* Data shown:
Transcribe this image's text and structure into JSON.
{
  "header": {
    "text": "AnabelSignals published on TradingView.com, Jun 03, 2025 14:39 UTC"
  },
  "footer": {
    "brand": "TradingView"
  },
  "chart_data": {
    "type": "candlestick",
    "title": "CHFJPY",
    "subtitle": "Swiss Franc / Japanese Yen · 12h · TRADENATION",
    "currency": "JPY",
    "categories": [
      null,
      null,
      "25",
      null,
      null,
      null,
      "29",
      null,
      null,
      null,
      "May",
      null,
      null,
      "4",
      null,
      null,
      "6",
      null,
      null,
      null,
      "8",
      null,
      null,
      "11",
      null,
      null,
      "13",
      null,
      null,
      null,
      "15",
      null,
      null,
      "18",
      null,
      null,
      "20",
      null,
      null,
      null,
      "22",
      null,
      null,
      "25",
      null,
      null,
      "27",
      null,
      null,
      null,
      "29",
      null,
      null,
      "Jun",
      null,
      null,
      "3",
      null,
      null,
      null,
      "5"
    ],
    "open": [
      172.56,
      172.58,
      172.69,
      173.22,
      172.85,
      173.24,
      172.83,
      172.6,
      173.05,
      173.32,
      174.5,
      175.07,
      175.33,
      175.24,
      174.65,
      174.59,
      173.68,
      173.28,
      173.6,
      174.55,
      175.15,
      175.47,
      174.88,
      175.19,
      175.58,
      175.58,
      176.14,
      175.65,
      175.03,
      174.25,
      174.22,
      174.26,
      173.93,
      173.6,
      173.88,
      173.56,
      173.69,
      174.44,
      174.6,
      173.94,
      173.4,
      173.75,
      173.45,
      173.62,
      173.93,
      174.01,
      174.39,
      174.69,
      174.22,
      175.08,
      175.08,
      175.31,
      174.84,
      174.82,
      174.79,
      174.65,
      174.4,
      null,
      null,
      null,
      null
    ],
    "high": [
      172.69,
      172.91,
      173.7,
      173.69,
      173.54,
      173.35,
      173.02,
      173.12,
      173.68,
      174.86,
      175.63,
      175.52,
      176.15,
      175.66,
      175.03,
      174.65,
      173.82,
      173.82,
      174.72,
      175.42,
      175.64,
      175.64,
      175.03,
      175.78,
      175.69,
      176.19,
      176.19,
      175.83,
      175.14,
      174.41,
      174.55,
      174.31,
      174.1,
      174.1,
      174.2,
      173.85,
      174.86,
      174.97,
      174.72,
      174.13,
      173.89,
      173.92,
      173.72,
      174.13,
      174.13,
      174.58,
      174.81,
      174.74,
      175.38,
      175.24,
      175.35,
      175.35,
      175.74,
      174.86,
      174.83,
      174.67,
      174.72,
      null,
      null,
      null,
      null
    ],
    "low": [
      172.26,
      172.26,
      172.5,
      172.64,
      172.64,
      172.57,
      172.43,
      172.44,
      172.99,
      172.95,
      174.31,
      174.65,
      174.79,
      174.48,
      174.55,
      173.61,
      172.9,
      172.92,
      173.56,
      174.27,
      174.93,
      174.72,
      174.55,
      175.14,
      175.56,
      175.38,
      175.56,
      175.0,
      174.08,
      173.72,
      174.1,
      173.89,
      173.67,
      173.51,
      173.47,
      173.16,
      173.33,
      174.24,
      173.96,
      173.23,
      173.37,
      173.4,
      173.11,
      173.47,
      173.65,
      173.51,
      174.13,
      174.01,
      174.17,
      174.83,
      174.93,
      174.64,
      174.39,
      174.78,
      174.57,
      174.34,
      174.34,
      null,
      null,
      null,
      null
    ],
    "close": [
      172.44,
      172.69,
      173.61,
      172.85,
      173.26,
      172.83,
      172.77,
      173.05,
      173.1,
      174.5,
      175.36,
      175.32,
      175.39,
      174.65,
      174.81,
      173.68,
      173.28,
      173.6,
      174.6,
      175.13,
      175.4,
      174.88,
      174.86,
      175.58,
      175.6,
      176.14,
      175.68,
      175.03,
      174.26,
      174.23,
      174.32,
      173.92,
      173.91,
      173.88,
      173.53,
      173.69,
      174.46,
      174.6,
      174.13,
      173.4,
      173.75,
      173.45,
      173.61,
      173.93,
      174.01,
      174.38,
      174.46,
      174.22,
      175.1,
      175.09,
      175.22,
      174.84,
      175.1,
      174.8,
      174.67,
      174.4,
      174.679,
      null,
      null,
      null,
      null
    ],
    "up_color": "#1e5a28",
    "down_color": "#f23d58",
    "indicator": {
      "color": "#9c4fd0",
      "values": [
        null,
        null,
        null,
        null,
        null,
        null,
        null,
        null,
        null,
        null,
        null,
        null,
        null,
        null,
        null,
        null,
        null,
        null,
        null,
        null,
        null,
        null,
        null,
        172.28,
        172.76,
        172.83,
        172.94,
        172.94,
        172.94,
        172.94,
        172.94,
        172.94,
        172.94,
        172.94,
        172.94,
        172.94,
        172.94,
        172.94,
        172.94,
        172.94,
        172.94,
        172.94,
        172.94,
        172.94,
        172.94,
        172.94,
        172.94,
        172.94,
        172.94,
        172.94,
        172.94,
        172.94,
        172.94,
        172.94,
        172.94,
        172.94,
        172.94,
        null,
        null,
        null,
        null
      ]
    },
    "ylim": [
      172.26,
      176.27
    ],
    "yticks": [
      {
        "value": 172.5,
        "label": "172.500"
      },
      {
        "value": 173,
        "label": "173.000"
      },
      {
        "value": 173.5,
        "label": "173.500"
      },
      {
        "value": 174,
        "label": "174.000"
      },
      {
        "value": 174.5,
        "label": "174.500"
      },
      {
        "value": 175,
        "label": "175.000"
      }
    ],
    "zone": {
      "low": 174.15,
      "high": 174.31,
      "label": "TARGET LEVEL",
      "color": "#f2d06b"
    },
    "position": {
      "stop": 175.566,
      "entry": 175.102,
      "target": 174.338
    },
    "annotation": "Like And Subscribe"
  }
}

* Description of the task: Say, as a single number and nothing more, how many lines of the entries contain the word "label".

* Exercise solution: 7